┌─ PROVIDED DATA

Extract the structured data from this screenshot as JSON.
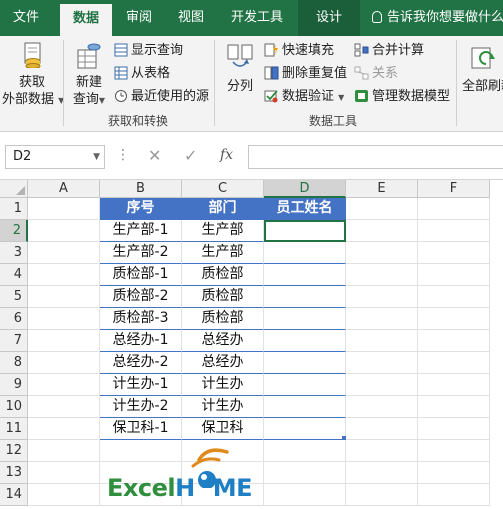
{
  "tabs": [
    {
      "label": "文件",
      "active": false
    },
    {
      "label": "数据",
      "active": true
    },
    {
      "label": "审阅",
      "active": false
    },
    {
      "label": "视图",
      "active": false
    },
    {
      "label": "开发工具",
      "active": false
    },
    {
      "label": "设计",
      "active": false
    }
  ],
  "tell_me": "告诉我你想要做什么",
  "ribbon": {
    "get_external_data": {
      "line1": "获取",
      "line2": "外部数据"
    },
    "new_query": {
      "line1": "新建",
      "line2": "查询"
    },
    "show_queries": "显示查询",
    "from_table": "从表格",
    "recent_sources": "最近使用的源",
    "group_get_transform": "获取和转换",
    "split": "分列",
    "flash_fill": "快速填充",
    "remove_duplicates": "删除重复值",
    "data_validation": "数据验证",
    "consolidate": "合并计算",
    "relationships": "关系",
    "manage_data_model": "管理数据模型",
    "group_data_tools": "数据工具",
    "refresh_all": "全部刷新"
  },
  "formula_bar": {
    "name_box": "D2",
    "cancel": "✕",
    "enter": "✓",
    "fx": "fx",
    "content": ""
  },
  "columns": [
    "A",
    "B",
    "C",
    "D",
    "E",
    "F"
  ],
  "rows": [
    "1",
    "2",
    "3",
    "4",
    "5",
    "6",
    "7",
    "8",
    "9",
    "10",
    "11",
    "12",
    "13",
    "14"
  ],
  "table": {
    "headers": [
      "序号",
      "部门",
      "员工姓名"
    ],
    "rows": [
      [
        "生产部-1",
        "生产部",
        ""
      ],
      [
        "生产部-2",
        "生产部",
        ""
      ],
      [
        "质检部-1",
        "质检部",
        ""
      ],
      [
        "质检部-2",
        "质检部",
        ""
      ],
      [
        "质检部-3",
        "质检部",
        ""
      ],
      [
        "总经办-1",
        "总经办",
        ""
      ],
      [
        "总经办-2",
        "总经办",
        ""
      ],
      [
        "计生办-1",
        "计生办",
        ""
      ],
      [
        "计生办-2",
        "计生办",
        ""
      ],
      [
        "保卫科-1",
        "保卫科",
        ""
      ]
    ]
  },
  "logo": {
    "part1": "Excel",
    "part2": "H",
    "part3": "ME"
  },
  "colors": {
    "accent": "#217346",
    "table_header": "#4472c4"
  }
}
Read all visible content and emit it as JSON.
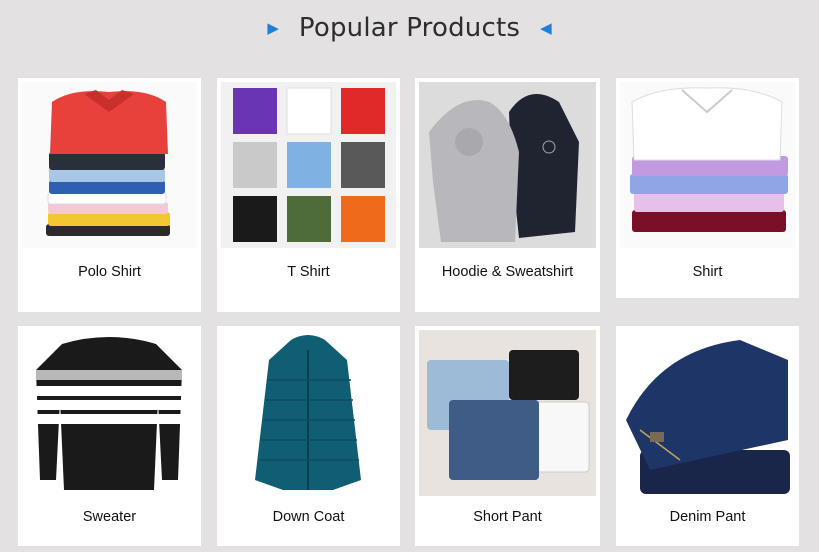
{
  "section": {
    "title": "Popular Products",
    "arrow_left_icon": "triangle-right",
    "arrow_right_icon": "triangle-left",
    "accent_color": "#1e7fd8"
  },
  "products": [
    {
      "label": "Polo Shirt"
    },
    {
      "label": "T Shirt"
    },
    {
      "label": "Hoodie & Sweatshirt"
    },
    {
      "label": "Shirt"
    },
    {
      "label": "Sweater"
    },
    {
      "label": "Down Coat"
    },
    {
      "label": "Short Pant"
    },
    {
      "label": "Denim Pant"
    }
  ]
}
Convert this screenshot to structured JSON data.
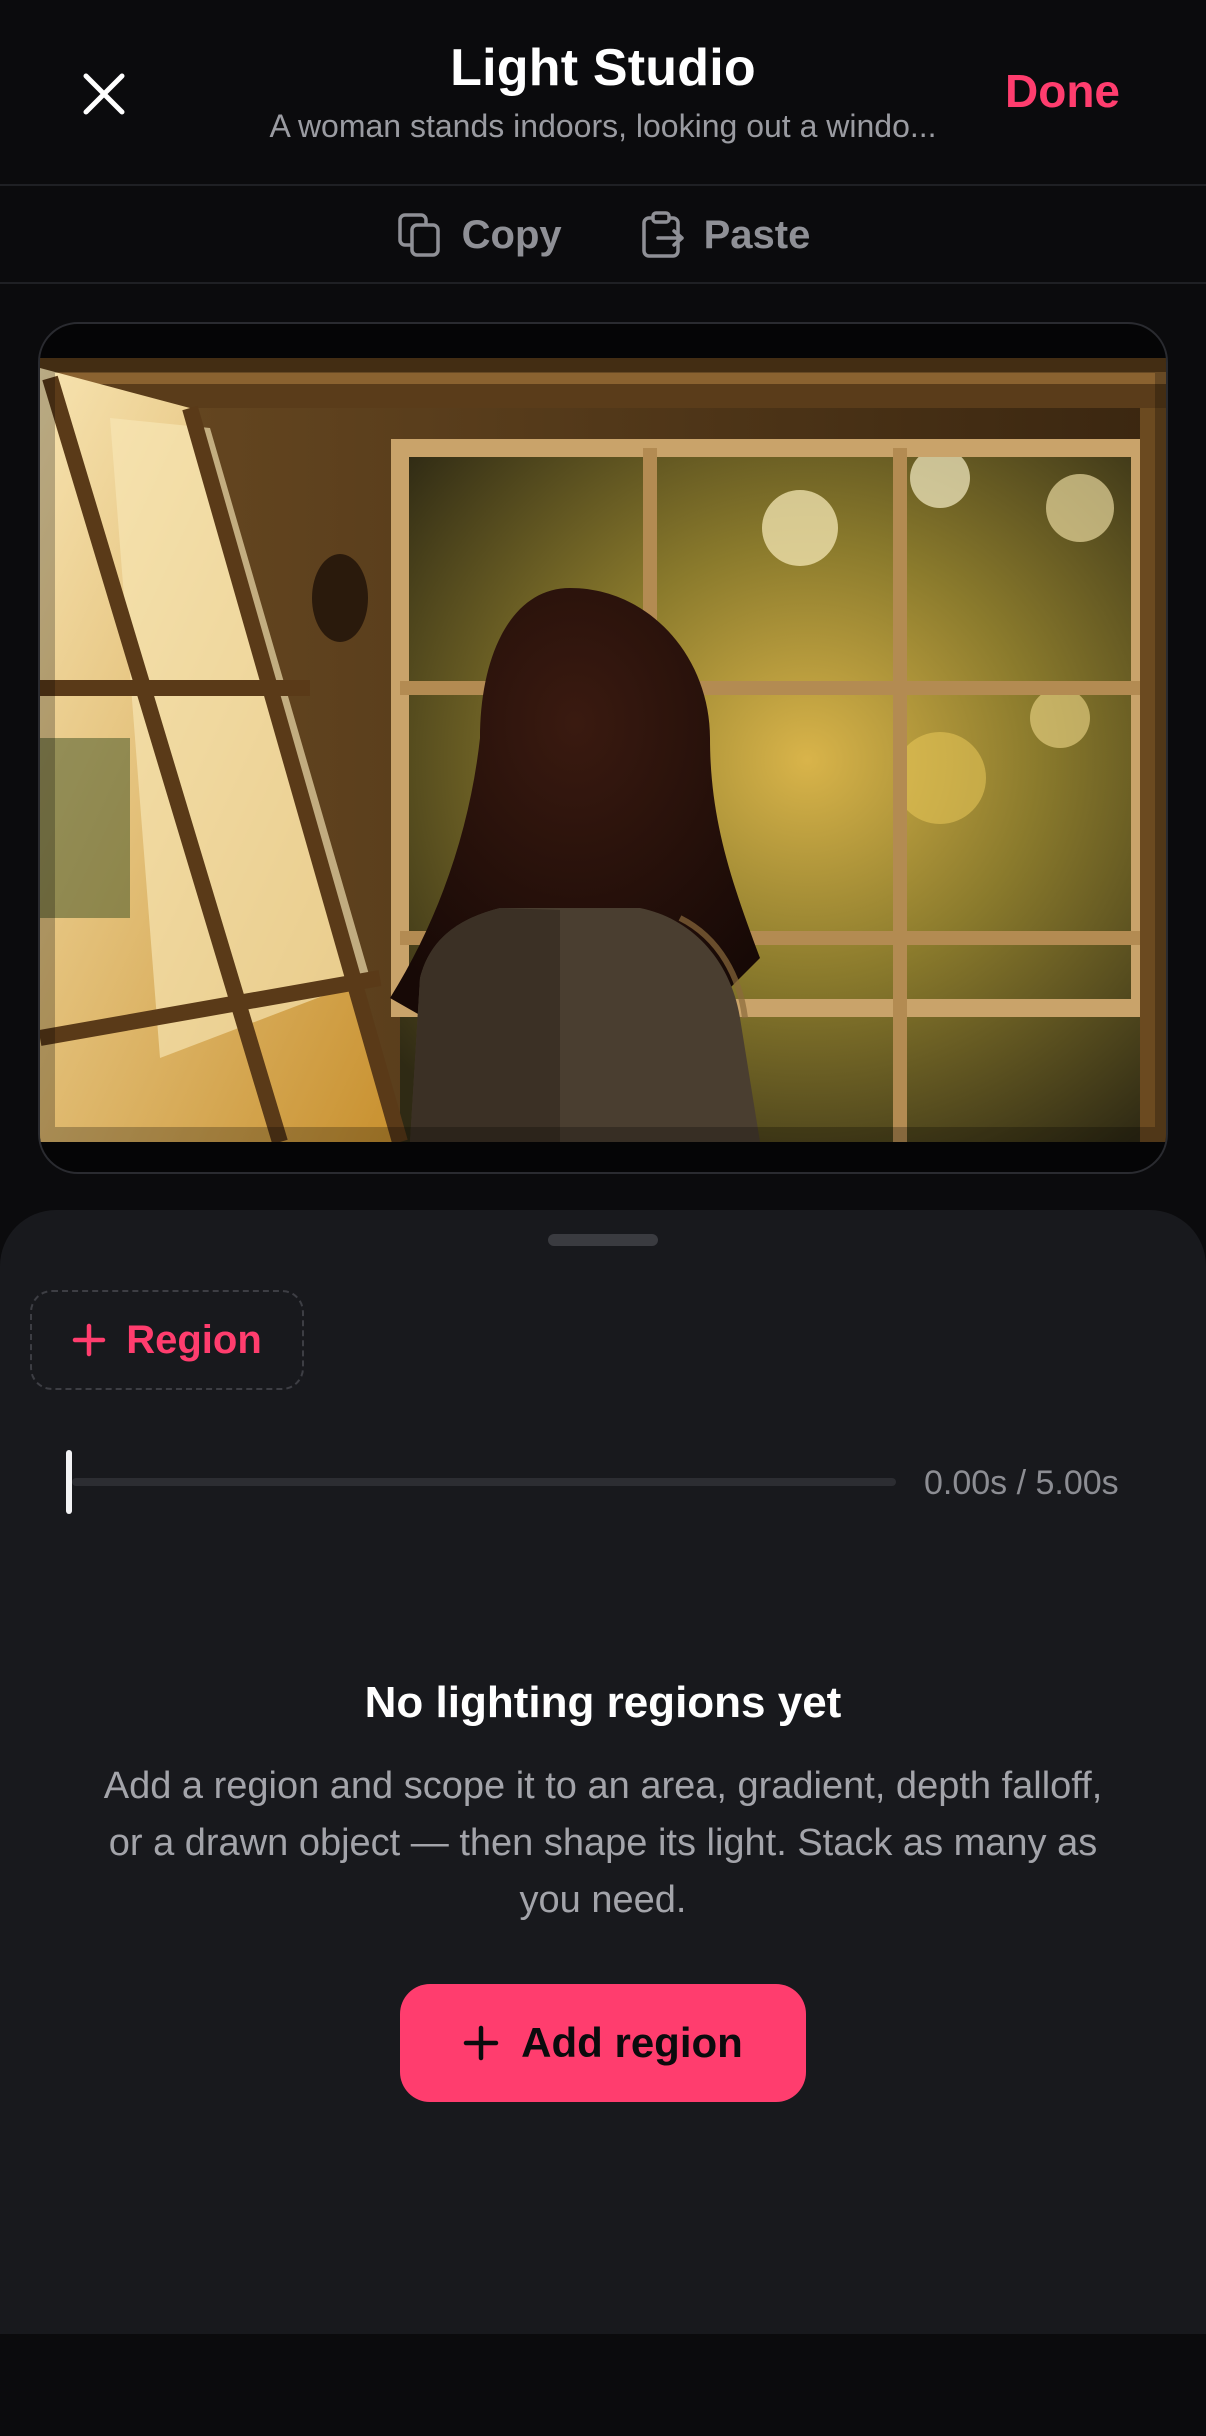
{
  "header": {
    "title": "Light Studio",
    "subtitle": "A woman stands indoors, looking out a windo...",
    "close_icon": "close-icon",
    "done_label": "Done"
  },
  "toolbar": {
    "copy_label": "Copy",
    "copy_icon": "copy-icon",
    "paste_label": "Paste",
    "paste_icon": "clipboard-icon"
  },
  "sheet": {
    "region_chip_label": "Region",
    "timecode": "0.00s / 5.00s",
    "playhead_progress": 0,
    "empty_title": "No lighting regions yet",
    "empty_desc": "Add a region and scope it to an area, gradient, depth falloff, or a drawn object — then shape its light. Stack as many as you need.",
    "add_region_label": "Add region"
  },
  "colors": {
    "accent": "#ff3d6e",
    "background": "#0b0b0d",
    "sheet": "#18191d"
  }
}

└─

**WHAT YOU WILL DO:** Write out the records above once more, word for word, with no pictures.

**RESPONSE TO THE EXERCISE:**
Extract the structured data from this screenshot as JSON.
{
  "tabs": [
    {
      "label": "文件",
      "active": false
    },
    {
      "label": "数据",
      "active": true
    },
    {
      "label": "审阅",
      "active": false
    },
    {
      "label": "视图",
      "active": false
    },
    {
      "label": "开发工具",
      "active": false
    },
    {
      "label": "设计",
      "active": false
    }
  ],
  "tell_me": "告诉我你想要做什么",
  "ribbon": {
    "get_external_data": {
      "line1": "获取",
      "line2": "外部数据"
    },
    "new_query": {
      "line1": "新建",
      "line2": "查询"
    },
    "show_queries": "显示查询",
    "from_table": "从表格",
    "recent_sources": "最近使用的源",
    "group_get_transform": "获取和转换",
    "split": "分列",
    "flash_fill": "快速填充",
    "remove_duplicates": "删除重复值",
    "data_validation": "数据验证",
    "consolidate": "合并计算",
    "relationships": "关系",
    "manage_data_model": "管理数据模型",
    "group_data_tools": "数据工具",
    "refresh_all": "全部刷新"
  },
  "formula_bar": {
    "name_box": "D2",
    "cancel": "✕",
    "enter": "✓",
    "fx": "fx",
    "content": ""
  },
  "columns": [
    "A",
    "B",
    "C",
    "D",
    "E",
    "F"
  ],
  "rows": [
    "1",
    "2",
    "3",
    "4",
    "5",
    "6",
    "7",
    "8",
    "9",
    "10",
    "11",
    "12",
    "13",
    "14"
  ],
  "table": {
    "headers": [
      "序号",
      "部门",
      "员工姓名"
    ],
    "rows": [
      [
        "生产部-1",
        "生产部",
        ""
      ],
      [
        "生产部-2",
        "生产部",
        ""
      ],
      [
        "质检部-1",
        "质检部",
        ""
      ],
      [
        "质检部-2",
        "质检部",
        ""
      ],
      [
        "质检部-3",
        "质检部",
        ""
      ],
      [
        "总经办-1",
        "总经办",
        ""
      ],
      [
        "总经办-2",
        "总经办",
        ""
      ],
      [
        "计生办-1",
        "计生办",
        ""
      ],
      [
        "计生办-2",
        "计生办",
        ""
      ],
      [
        "保卫科-1",
        "保卫科",
        ""
      ]
    ]
  },
  "logo": {
    "part1": "Excel",
    "part2": "H",
    "part3": "ME"
  },
  "colors": {
    "accent": "#217346",
    "table_header": "#4472c4"
  }
}
Read all visible content and emit it as JSON.
{
  "section": {
    "title": "Popular Products",
    "arrow_left_icon": "triangle-right",
    "arrow_right_icon": "triangle-left",
    "accent_color": "#1e7fd8"
  },
  "products": [
    {
      "label": "Polo Shirt"
    },
    {
      "label": "T Shirt"
    },
    {
      "label": "Hoodie & Sweatshirt"
    },
    {
      "label": "Shirt"
    },
    {
      "label": "Sweater"
    },
    {
      "label": "Down Coat"
    },
    {
      "label": "Short Pant"
    },
    {
      "label": "Denim Pant"
    }
  ]
}
Convert this screenshot to structured JSON data.
{
  "header": {
    "title": "Light Studio",
    "subtitle": "A woman stands indoors, looking out a windo...",
    "close_icon": "close-icon",
    "done_label": "Done"
  },
  "toolbar": {
    "copy_label": "Copy",
    "copy_icon": "copy-icon",
    "paste_label": "Paste",
    "paste_icon": "clipboard-icon"
  },
  "sheet": {
    "region_chip_label": "Region",
    "timecode": "0.00s / 5.00s",
    "playhead_progress": 0,
    "empty_title": "No lighting regions yet",
    "empty_desc": "Add a region and scope it to an area, gradient, depth falloff, or a drawn object — then shape its light. Stack as many as you need.",
    "add_region_label": "Add region"
  },
  "colors": {
    "accent": "#ff3d6e",
    "background": "#0b0b0d",
    "sheet": "#18191d"
  }
}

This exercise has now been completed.